- INSTRUCTIONS TO FOLLOW -
Write out all of the entries exactly, please.

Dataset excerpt
------------------------------------------------------------

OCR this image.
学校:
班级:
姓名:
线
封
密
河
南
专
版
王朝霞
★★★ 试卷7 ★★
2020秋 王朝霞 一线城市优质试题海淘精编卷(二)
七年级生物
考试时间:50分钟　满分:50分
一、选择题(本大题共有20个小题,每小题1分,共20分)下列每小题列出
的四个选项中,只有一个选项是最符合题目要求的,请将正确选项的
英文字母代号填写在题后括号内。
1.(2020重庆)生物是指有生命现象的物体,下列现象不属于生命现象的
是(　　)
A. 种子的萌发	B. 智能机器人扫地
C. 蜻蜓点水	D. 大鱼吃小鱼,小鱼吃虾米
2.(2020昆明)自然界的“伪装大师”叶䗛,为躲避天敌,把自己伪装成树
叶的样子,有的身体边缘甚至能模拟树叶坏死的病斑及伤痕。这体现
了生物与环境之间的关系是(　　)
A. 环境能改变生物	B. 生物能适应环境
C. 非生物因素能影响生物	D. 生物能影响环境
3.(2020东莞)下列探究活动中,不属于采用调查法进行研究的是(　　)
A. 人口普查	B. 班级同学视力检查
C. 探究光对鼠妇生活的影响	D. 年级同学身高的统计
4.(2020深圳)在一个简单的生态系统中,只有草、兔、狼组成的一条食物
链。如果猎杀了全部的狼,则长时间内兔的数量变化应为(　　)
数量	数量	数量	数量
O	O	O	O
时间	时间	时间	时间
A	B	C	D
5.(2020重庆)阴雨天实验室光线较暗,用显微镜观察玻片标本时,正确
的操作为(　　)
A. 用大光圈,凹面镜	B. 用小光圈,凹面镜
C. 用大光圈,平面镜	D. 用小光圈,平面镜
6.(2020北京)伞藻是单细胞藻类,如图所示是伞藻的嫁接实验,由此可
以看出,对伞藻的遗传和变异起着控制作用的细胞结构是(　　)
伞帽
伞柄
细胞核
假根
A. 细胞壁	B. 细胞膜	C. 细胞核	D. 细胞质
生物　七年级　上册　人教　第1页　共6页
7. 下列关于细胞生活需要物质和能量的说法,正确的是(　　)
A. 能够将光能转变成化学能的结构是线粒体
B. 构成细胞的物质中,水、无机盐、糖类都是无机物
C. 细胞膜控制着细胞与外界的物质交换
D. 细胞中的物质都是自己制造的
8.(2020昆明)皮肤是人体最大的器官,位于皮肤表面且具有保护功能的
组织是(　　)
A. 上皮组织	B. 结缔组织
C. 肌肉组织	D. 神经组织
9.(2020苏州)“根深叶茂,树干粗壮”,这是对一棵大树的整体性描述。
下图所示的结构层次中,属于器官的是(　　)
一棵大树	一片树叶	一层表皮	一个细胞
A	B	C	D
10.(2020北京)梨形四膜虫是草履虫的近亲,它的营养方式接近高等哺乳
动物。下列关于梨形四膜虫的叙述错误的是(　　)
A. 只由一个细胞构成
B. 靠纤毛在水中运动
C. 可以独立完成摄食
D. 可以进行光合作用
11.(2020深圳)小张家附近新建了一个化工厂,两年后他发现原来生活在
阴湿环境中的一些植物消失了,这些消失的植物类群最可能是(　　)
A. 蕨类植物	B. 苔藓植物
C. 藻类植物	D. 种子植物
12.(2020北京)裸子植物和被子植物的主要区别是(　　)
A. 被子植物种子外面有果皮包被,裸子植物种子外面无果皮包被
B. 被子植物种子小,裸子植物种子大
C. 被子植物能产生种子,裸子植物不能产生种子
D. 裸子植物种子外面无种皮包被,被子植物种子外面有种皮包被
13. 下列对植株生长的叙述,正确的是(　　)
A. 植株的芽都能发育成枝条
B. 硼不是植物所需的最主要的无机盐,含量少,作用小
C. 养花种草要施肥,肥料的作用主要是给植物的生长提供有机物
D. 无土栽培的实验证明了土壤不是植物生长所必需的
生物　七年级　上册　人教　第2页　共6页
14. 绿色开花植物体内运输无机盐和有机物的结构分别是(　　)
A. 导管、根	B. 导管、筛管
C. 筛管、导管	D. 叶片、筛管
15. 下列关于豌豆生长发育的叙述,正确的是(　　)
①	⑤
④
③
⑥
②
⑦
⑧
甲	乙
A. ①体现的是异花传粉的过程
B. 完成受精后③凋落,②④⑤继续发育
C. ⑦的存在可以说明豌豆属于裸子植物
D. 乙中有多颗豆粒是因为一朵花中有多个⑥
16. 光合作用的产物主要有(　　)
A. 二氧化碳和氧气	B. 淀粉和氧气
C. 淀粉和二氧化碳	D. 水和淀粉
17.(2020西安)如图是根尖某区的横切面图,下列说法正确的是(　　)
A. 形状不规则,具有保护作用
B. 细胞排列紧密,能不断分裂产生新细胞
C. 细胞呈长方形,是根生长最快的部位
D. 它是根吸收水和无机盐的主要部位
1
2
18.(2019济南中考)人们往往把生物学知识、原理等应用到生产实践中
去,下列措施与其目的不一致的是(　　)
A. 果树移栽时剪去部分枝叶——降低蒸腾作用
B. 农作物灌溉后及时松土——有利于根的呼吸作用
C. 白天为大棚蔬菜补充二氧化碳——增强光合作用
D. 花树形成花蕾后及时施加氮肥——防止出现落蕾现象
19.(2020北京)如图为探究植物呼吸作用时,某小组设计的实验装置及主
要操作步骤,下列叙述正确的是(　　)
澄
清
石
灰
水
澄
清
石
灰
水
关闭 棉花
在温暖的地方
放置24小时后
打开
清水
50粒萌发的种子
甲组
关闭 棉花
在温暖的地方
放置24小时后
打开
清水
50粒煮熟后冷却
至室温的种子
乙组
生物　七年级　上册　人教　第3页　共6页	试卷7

------------------------------------------------------------

- REPLY -
OCR this image.
学校:
班级:
姓名:
线
封
密
河
南
专
版
王朝霞
★★★ 试卷7 ★★
2020秋 王朝霞 一线城市优质试题海淘精编卷(二)
七年级生物
考试时间:50分钟　满分:50分
一、选择题(本大题共有20个小题,每小题1分,共20分)下列每小题列出
的四个选项中,只有一个选项是最符合题目要求的,请将正确选项的
英文字母代号填写在题后括号内。
1.(2020重庆)生物是指有生命现象的物体,下列现象不属于生命现象的
是(　　)
A. 种子的萌发	B. 智能机器人扫地
C. 蜻蜓点水	D. 大鱼吃小鱼,小鱼吃虾米
2.(2020昆明)自然界的“伪装大师”叶䗛,为躲避天敌,把自己伪装成树
叶的样子,有的身体边缘甚至能模拟树叶坏死的病斑及伤痕。这体现
了生物与环境之间的关系是(　　)
A. 环境能改变生物	B. 生物能适应环境
C. 非生物因素能影响生物	D. 生物能影响环境
3.(2020东莞)下列探究活动中,不属于采用调查法进行研究的是(　　)
A. 人口普查	B. 班级同学视力检查
C. 探究光对鼠妇生活的影响	D. 年级同学身高的统计
4.(2020深圳)在一个简单的生态系统中,只有草、兔、狼组成的一条食物
链。如果猎杀了全部的狼,则长时间内兔的数量变化应为(　　)
数量	数量	数量	数量
O	O	O	O
时间	时间	时间	时间
A	B	C	D
5.(2020重庆)阴雨天实验室光线较暗,用显微镜观察玻片标本时,正确
的操作为(　　)
A. 用大光圈,凹面镜	B. 用小光圈,凹面镜
C. 用大光圈,平面镜	D. 用小光圈,平面镜
6.(2020北京)伞藻是单细胞藻类,如图所示是伞藻的嫁接实验,由此可
以看出,对伞藻的遗传和变异起着控制作用的细胞结构是(　　)
伞帽
伞柄
细胞核
假根
A. 细胞壁	B. 细胞膜	C. 细胞核	D. 细胞质
生物　七年级　上册　人教　第1页　共6页
7. 下列关于细胞生活需要物质和能量的说法,正确的是(　　)
A. 能够将光能转变成化学能的结构是线粒体
B. 构成细胞的物质中,水、无机盐、糖类都是无机物
C. 细胞膜控制着细胞与外界的物质交换
D. 细胞中的物质都是自己制造的
8.(2020昆明)皮肤是人体最大的器官,位于皮肤表面且具有保护功能的
组织是(　　)
A. 上皮组织	B. 结缔组织
C. 肌肉组织	D. 神经组织
9.(2020苏州)“根深叶茂,树干粗壮”,这是对一棵大树的整体性描述。
下图所示的结构层次中,属于器官的是(　　)
一棵大树	一片树叶	一层表皮	一个细胞
A	B	C	D
10.(2020北京)梨形四膜虫是草履虫的近亲,它的营养方式接近高等哺乳
动物。下列关于梨形四膜虫的叙述错误的是(　　)
A. 只由一个细胞构成
B. 靠纤毛在水中运动
C. 可以独立完成摄食
D. 可以进行光合作用
11.(2020深圳)小张家附近新建了一个化工厂,两年后他发现原来生活在
阴湿环境中的一些植物消失了,这些消失的植物类群最可能是(　　)
A. 蕨类植物	B. 苔藓植物
C. 藻类植物	D. 种子植物
12.(2020北京)裸子植物和被子植物的主要区别是(　　)
A. 被子植物种子外面有果皮包被,裸子植物种子外面无果皮包被
B. 被子植物种子小,裸子植物种子大
C. 被子植物能产生种子,裸子植物不能产生种子
D. 裸子植物种子外面无种皮包被,被子植物种子外面有种皮包被
13. 下列对植株生长的叙述,正确的是(　　)
A. 植株的芽都能发育成枝条
B. 硼不是植物所需的最主要的无机盐,含量少,作用小
C. 养花种草要施肥,肥料的作用主要是给植物的生长提供有机物
D. 无土栽培的实验证明了土壤不是植物生长所必需的
生物　七年级　上册　人教　第2页　共6页
14. 绿色开花植物体内运输无机盐和有机物的结构分别是(　　)
A. 导管、根	B. 导管、筛管
C. 筛管、导管	D. 叶片、筛管
15. 下列关于豌豆生长发育的叙述,正确的是(　　)
①	⑤
④
③
⑥
②
⑦
⑧
甲	乙
A. ①体现的是异花传粉的过程
B. 完成受精后③凋落,②④⑤继续发育
C. ⑦的存在可以说明豌豆属于裸子植物
D. 乙中有多颗豆粒是因为一朵花中有多个⑥
16. 光合作用的产物主要有(　　)
A. 二氧化碳和氧气	B. 淀粉和氧气
C. 淀粉和二氧化碳	D. 水和淀粉
17.(2020西安)如图是根尖某区的横切面图,下列说法正确的是(　　)
A. 形状不规则,具有保护作用
B. 细胞排列紧密,能不断分裂产生新细胞
C. 细胞呈长方形,是根生长最快的部位
D. 它是根吸收水和无机盐的主要部位
1
2
18.(2019济南中考)人们往往把生物学知识、原理等应用到生产实践中
去,下列措施与其目的不一致的是(　　)
A. 果树移栽时剪去部分枝叶——降低蒸腾作用
B. 农作物灌溉后及时松土——有利于根的呼吸作用
C. 白天为大棚蔬菜补充二氧化碳——增强光合作用
D. 花树形成花蕾后及时施加氮肥——防止出现落蕾现象
19.(2020北京)如图为探究植物呼吸作用时,某小组设计的实验装置及主
要操作步骤,下列叙述正确的是(　　)
澄
清
石
灰
水
澄
清
石
灰
水
关闭 棉花
在温暖的地方
放置24小时后
打开
清水
50粒萌发的种子
甲组
关闭 棉花
在温暖的地方
放置24小时后
打开
清水
50粒煮熟后冷却
至室温的种子
乙组
生物　七年级　上册　人教　第3页　共6页	试卷7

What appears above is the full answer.